- **Provided records**
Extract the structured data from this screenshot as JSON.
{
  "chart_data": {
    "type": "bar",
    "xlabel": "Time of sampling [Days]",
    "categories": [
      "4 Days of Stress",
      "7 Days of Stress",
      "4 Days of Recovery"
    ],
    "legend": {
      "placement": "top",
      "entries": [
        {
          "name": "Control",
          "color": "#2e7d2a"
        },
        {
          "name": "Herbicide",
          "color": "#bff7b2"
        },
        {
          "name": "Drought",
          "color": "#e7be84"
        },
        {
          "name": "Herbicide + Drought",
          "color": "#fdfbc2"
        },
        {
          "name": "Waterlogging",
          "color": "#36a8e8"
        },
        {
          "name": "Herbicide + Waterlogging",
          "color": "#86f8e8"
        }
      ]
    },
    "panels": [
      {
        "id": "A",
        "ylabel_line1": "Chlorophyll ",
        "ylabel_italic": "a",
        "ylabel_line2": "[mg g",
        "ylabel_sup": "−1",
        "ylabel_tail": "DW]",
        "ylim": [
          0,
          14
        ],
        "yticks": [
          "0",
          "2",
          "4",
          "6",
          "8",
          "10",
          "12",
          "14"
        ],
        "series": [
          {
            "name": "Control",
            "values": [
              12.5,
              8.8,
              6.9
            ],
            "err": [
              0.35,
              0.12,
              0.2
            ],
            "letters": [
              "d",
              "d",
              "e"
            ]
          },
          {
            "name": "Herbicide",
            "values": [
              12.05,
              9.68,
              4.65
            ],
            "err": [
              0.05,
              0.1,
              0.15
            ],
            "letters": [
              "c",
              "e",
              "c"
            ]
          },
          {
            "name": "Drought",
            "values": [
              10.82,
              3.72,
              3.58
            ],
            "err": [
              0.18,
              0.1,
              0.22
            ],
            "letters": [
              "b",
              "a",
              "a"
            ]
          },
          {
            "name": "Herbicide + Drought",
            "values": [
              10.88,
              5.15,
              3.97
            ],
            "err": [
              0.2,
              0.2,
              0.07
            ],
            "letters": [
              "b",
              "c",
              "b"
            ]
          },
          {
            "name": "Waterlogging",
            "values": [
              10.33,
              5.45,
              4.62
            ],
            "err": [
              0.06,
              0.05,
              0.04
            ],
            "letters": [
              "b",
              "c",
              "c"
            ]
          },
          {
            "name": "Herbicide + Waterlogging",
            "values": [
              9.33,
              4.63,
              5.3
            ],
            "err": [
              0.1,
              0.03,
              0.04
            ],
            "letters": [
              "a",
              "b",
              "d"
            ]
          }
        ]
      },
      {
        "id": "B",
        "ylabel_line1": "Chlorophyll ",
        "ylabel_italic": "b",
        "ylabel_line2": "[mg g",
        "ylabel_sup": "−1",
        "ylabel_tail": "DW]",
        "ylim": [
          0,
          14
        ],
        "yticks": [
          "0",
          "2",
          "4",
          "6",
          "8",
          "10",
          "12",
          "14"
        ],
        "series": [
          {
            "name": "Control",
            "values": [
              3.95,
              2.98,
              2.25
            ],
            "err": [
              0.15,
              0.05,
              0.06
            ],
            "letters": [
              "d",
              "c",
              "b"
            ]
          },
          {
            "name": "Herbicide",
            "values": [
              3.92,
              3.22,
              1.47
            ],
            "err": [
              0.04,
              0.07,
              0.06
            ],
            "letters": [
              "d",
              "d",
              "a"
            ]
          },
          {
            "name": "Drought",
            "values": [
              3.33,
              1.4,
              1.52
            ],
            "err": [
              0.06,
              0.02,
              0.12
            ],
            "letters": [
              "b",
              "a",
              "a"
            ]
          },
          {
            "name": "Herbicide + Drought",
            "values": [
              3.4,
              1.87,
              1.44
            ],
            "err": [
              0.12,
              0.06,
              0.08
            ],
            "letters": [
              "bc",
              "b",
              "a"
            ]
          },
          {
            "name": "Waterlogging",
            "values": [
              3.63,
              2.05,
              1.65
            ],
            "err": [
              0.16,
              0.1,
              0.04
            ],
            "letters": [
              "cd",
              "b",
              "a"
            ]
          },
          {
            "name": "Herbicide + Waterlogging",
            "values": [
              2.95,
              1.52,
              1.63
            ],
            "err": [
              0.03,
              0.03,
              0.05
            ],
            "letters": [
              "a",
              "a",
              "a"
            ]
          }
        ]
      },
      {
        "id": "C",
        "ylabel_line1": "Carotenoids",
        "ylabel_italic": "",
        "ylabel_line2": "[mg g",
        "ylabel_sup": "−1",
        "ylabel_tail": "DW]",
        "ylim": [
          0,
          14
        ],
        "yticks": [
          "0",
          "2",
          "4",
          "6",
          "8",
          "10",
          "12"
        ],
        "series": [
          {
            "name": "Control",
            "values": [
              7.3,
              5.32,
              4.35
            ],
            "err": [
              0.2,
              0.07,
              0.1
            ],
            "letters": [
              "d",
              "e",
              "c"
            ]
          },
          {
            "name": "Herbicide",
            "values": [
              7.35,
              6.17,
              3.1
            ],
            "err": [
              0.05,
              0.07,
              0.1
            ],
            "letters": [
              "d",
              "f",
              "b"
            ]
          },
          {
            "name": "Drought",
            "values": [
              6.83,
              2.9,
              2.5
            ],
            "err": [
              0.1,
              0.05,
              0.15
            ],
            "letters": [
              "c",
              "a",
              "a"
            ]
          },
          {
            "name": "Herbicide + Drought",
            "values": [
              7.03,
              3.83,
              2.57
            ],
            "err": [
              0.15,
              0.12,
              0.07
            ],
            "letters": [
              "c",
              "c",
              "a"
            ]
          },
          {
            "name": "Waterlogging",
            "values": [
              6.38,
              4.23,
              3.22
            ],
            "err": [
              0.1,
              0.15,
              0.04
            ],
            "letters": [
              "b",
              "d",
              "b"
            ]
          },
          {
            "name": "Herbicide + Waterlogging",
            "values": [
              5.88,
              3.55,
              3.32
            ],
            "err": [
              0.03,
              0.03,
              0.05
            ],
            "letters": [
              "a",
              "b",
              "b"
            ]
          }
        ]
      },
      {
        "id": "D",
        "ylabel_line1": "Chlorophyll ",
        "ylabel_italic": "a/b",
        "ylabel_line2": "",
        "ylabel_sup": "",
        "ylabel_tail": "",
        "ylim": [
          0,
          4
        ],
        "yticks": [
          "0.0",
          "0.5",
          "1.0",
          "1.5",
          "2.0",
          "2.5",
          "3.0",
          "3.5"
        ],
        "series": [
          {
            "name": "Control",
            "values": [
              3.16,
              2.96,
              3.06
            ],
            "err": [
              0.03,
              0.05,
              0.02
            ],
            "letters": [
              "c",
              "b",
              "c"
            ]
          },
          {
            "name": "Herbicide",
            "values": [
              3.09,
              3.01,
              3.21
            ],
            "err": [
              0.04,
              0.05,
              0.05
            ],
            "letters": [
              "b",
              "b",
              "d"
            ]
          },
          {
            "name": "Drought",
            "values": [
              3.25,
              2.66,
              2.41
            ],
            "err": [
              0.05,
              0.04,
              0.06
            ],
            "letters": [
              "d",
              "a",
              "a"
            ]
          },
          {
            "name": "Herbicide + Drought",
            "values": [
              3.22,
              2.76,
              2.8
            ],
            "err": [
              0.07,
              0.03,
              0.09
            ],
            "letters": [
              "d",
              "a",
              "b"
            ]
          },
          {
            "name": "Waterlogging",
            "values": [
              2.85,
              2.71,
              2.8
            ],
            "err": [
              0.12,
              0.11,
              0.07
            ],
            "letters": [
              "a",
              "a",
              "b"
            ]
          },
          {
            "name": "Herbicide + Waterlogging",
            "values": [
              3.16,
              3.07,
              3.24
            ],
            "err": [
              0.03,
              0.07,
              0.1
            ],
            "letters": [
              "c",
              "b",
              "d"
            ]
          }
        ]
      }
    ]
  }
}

- **Exercise**
Quote each line above in full, word for word.

- **Final result**
Extract the structured data from this screenshot as JSON.
{
  "chart_data": {
    "type": "bar",
    "xlabel": "Time of sampling [Days]",
    "categories": [
      "4 Days of Stress",
      "7 Days of Stress",
      "4 Days of Recovery"
    ],
    "legend": {
      "placement": "top",
      "entries": [
        {
          "name": "Control",
          "color": "#2e7d2a"
        },
        {
          "name": "Herbicide",
          "color": "#bff7b2"
        },
        {
          "name": "Drought",
          "color": "#e7be84"
        },
        {
          "name": "Herbicide + Drought",
          "color": "#fdfbc2"
        },
        {
          "name": "Waterlogging",
          "color": "#36a8e8"
        },
        {
          "name": "Herbicide + Waterlogging",
          "color": "#86f8e8"
        }
      ]
    },
    "panels": [
      {
        "id": "A",
        "ylabel_line1": "Chlorophyll ",
        "ylabel_italic": "a",
        "ylabel_line2": "[mg g",
        "ylabel_sup": "−1",
        "ylabel_tail": "DW]",
        "ylim": [
          0,
          14
        ],
        "yticks": [
          "0",
          "2",
          "4",
          "6",
          "8",
          "10",
          "12",
          "14"
        ],
        "series": [
          {
            "name": "Control",
            "values": [
              12.5,
              8.8,
              6.9
            ],
            "err": [
              0.35,
              0.12,
              0.2
            ],
            "letters": [
              "d",
              "d",
              "e"
            ]
          },
          {
            "name": "Herbicide",
            "values": [
              12.05,
              9.68,
              4.65
            ],
            "err": [
              0.05,
              0.1,
              0.15
            ],
            "letters": [
              "c",
              "e",
              "c"
            ]
          },
          {
            "name": "Drought",
            "values": [
              10.82,
              3.72,
              3.58
            ],
            "err": [
              0.18,
              0.1,
              0.22
            ],
            "letters": [
              "b",
              "a",
              "a"
            ]
          },
          {
            "name": "Herbicide + Drought",
            "values": [
              10.88,
              5.15,
              3.97
            ],
            "err": [
              0.2,
              0.2,
              0.07
            ],
            "letters": [
              "b",
              "c",
              "b"
            ]
          },
          {
            "name": "Waterlogging",
            "values": [
              10.33,
              5.45,
              4.62
            ],
            "err": [
              0.06,
              0.05,
              0.04
            ],
            "letters": [
              "b",
              "c",
              "c"
            ]
          },
          {
            "name": "Herbicide + Waterlogging",
            "values": [
              9.33,
              4.63,
              5.3
            ],
            "err": [
              0.1,
              0.03,
              0.04
            ],
            "letters": [
              "a",
              "b",
              "d"
            ]
          }
        ]
      },
      {
        "id": "B",
        "ylabel_line1": "Chlorophyll ",
        "ylabel_italic": "b",
        "ylabel_line2": "[mg g",
        "ylabel_sup": "−1",
        "ylabel_tail": "DW]",
        "ylim": [
          0,
          14
        ],
        "yticks": [
          "0",
          "2",
          "4",
          "6",
          "8",
          "10",
          "12",
          "14"
        ],
        "series": [
          {
            "name": "Control",
            "values": [
              3.95,
              2.98,
              2.25
            ],
            "err": [
              0.15,
              0.05,
              0.06
            ],
            "letters": [
              "d",
              "c",
              "b"
            ]
          },
          {
            "name": "Herbicide",
            "values": [
              3.92,
              3.22,
              1.47
            ],
            "err": [
              0.04,
              0.07,
              0.06
            ],
            "letters": [
              "d",
              "d",
              "a"
            ]
          },
          {
            "name": "Drought",
            "values": [
              3.33,
              1.4,
              1.52
            ],
            "err": [
              0.06,
              0.02,
              0.12
            ],
            "letters": [
              "b",
              "a",
              "a"
            ]
          },
          {
            "name": "Herbicide + Drought",
            "values": [
              3.4,
              1.87,
              1.44
            ],
            "err": [
              0.12,
              0.06,
              0.08
            ],
            "letters": [
              "bc",
              "b",
              "a"
            ]
          },
          {
            "name": "Waterlogging",
            "values": [
              3.63,
              2.05,
              1.65
            ],
            "err": [
              0.16,
              0.1,
              0.04
            ],
            "letters": [
              "cd",
              "b",
              "a"
            ]
          },
          {
            "name": "Herbicide + Waterlogging",
            "values": [
              2.95,
              1.52,
              1.63
            ],
            "err": [
              0.03,
              0.03,
              0.05
            ],
            "letters": [
              "a",
              "a",
              "a"
            ]
          }
        ]
      },
      {
        "id": "C",
        "ylabel_line1": "Carotenoids",
        "ylabel_italic": "",
        "ylabel_line2": "[mg g",
        "ylabel_sup": "−1",
        "ylabel_tail": "DW]",
        "ylim": [
          0,
          14
        ],
        "yticks": [
          "0",
          "2",
          "4",
          "6",
          "8",
          "10",
          "12"
        ],
        "series": [
          {
            "name": "Control",
            "values": [
              7.3,
              5.32,
              4.35
            ],
            "err": [
              0.2,
              0.07,
              0.1
            ],
            "letters": [
              "d",
              "e",
              "c"
            ]
          },
          {
            "name": "Herbicide",
            "values": [
              7.35,
              6.17,
              3.1
            ],
            "err": [
              0.05,
              0.07,
              0.1
            ],
            "letters": [
              "d",
              "f",
              "b"
            ]
          },
          {
            "name": "Drought",
            "values": [
              6.83,
              2.9,
              2.5
            ],
            "err": [
              0.1,
              0.05,
              0.15
            ],
            "letters": [
              "c",
              "a",
              "a"
            ]
          },
          {
            "name": "Herbicide + Drought",
            "values": [
              7.03,
              3.83,
              2.57
            ],
            "err": [
              0.15,
              0.12,
              0.07
            ],
            "letters": [
              "c",
              "c",
              "a"
            ]
          },
          {
            "name": "Waterlogging",
            "values": [
              6.38,
              4.23,
              3.22
            ],
            "err": [
              0.1,
              0.15,
              0.04
            ],
            "letters": [
              "b",
              "d",
              "b"
            ]
          },
          {
            "name": "Herbicide + Waterlogging",
            "values": [
              5.88,
              3.55,
              3.32
            ],
            "err": [
              0.03,
              0.03,
              0.05
            ],
            "letters": [
              "a",
              "b",
              "b"
            ]
          }
        ]
      },
      {
        "id": "D",
        "ylabel_line1": "Chlorophyll ",
        "ylabel_italic": "a/b",
        "ylabel_line2": "",
        "ylabel_sup": "",
        "ylabel_tail": "",
        "ylim": [
          0,
          4
        ],
        "yticks": [
          "0.0",
          "0.5",
          "1.0",
          "1.5",
          "2.0",
          "2.5",
          "3.0",
          "3.5"
        ],
        "series": [
          {
            "name": "Control",
            "values": [
              3.16,
              2.96,
              3.06
            ],
            "err": [
              0.03,
              0.05,
              0.02
            ],
            "letters": [
              "c",
              "b",
              "c"
            ]
          },
          {
            "name": "Herbicide",
            "values": [
              3.09,
              3.01,
              3.21
            ],
            "err": [
              0.04,
              0.05,
              0.05
            ],
            "letters": [
              "b",
              "b",
              "d"
            ]
          },
          {
            "name": "Drought",
            "values": [
              3.25,
              2.66,
              2.41
            ],
            "err": [
              0.05,
              0.04,
              0.06
            ],
            "letters": [
              "d",
              "a",
              "a"
            ]
          },
          {
            "name": "Herbicide + Drought",
            "values": [
              3.22,
              2.76,
              2.8
            ],
            "err": [
              0.07,
              0.03,
              0.09
            ],
            "letters": [
              "d",
              "a",
              "b"
            ]
          },
          {
            "name": "Waterlogging",
            "values": [
              2.85,
              2.71,
              2.8
            ],
            "err": [
              0.12,
              0.11,
              0.07
            ],
            "letters": [
              "a",
              "a",
              "b"
            ]
          },
          {
            "name": "Herbicide + Waterlogging",
            "values": [
              3.16,
              3.07,
              3.24
            ],
            "err": [
              0.03,
              0.07,
              0.1
            ],
            "letters": [
              "c",
              "b",
              "d"
            ]
          }
        ]
      }
    ]
  }
}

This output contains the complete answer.